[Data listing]
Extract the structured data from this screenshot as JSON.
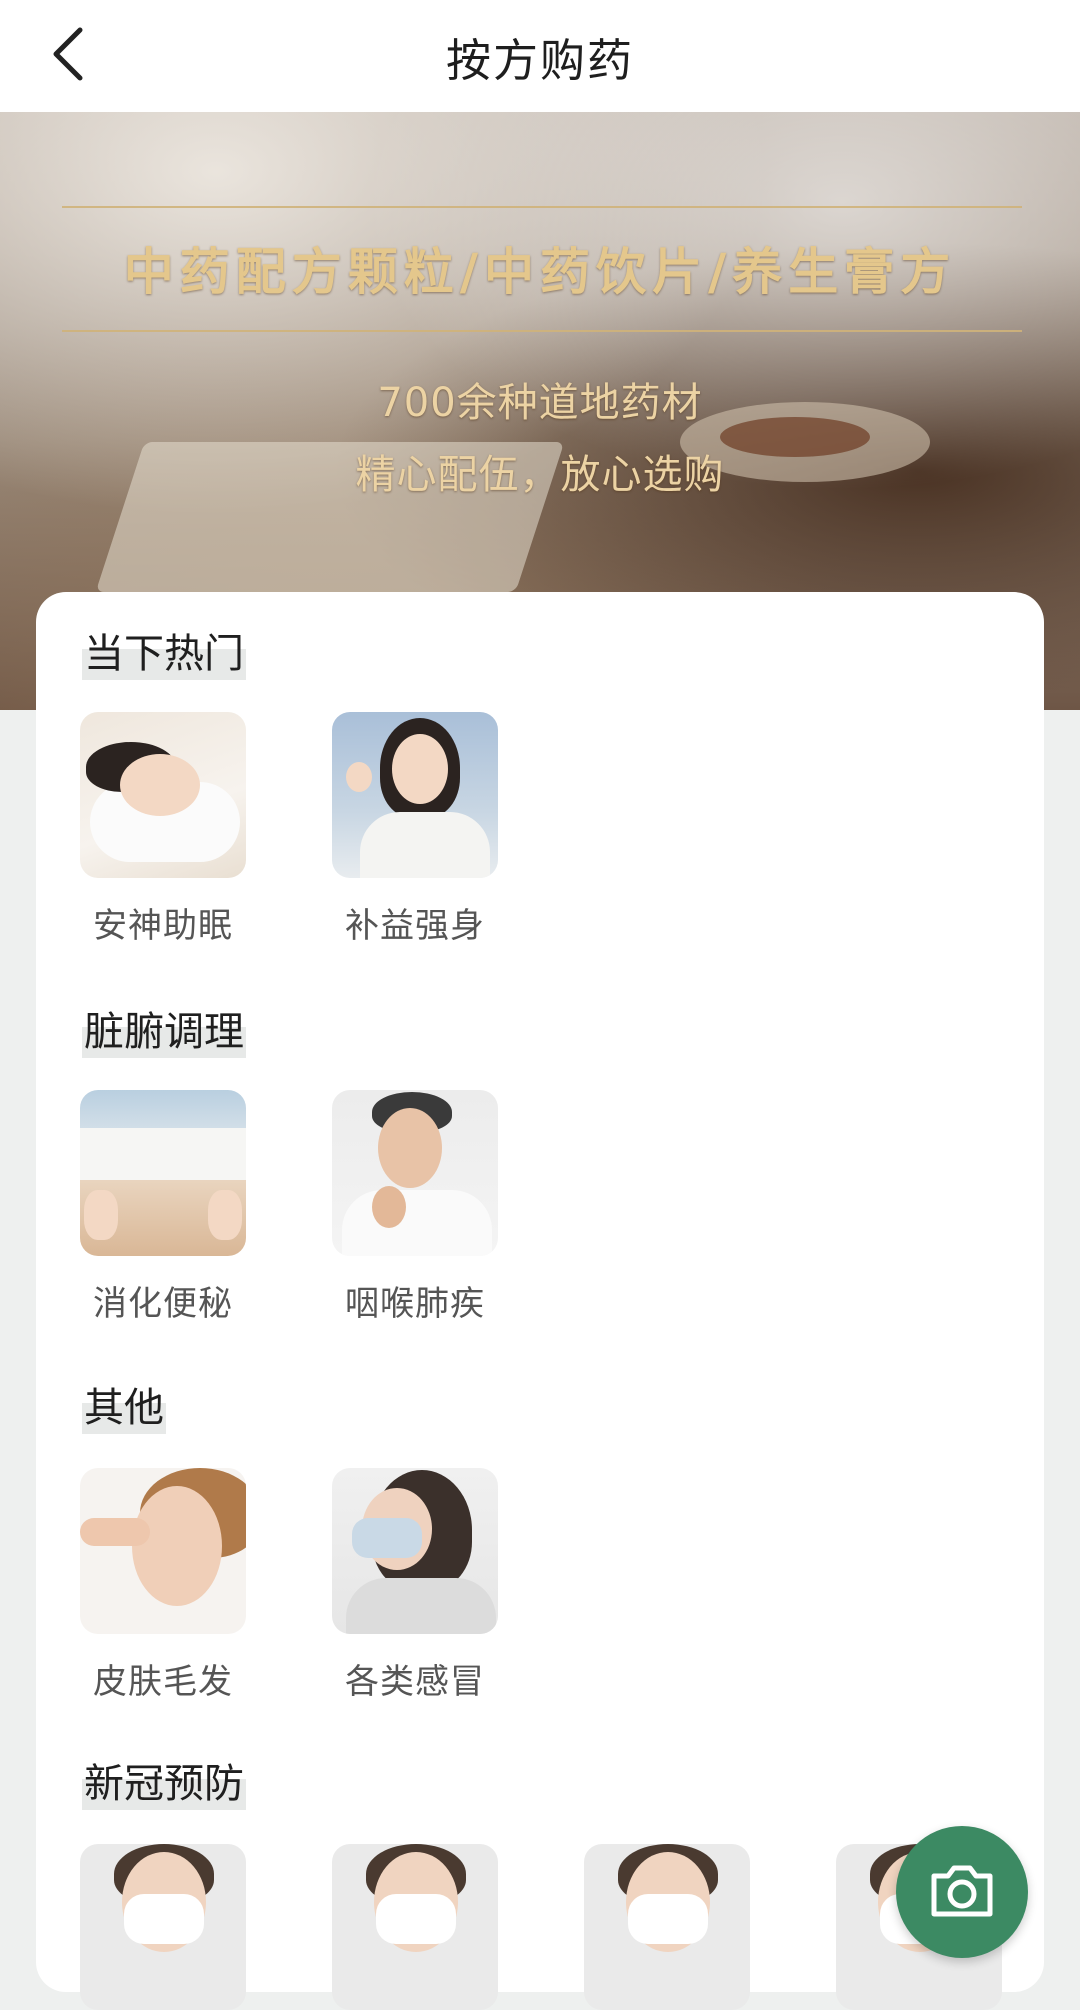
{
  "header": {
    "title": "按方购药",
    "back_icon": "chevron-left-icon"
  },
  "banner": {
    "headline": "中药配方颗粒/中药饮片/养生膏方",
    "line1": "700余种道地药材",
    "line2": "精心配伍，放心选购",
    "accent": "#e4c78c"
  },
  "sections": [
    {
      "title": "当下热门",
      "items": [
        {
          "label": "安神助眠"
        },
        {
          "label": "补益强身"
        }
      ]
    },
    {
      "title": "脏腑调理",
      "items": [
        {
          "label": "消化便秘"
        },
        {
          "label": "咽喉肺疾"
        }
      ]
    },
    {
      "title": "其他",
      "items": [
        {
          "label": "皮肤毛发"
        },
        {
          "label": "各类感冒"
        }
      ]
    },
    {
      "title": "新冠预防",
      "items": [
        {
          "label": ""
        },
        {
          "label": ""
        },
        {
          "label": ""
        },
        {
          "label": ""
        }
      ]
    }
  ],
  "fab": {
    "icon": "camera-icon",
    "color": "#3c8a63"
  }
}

(REQUIREMENT) Copy each line above where the string "icon" occurs.

(CORRECT RESPONSE)
    "back_icon": "chevron-left-icon"
    "icon": "camera-icon",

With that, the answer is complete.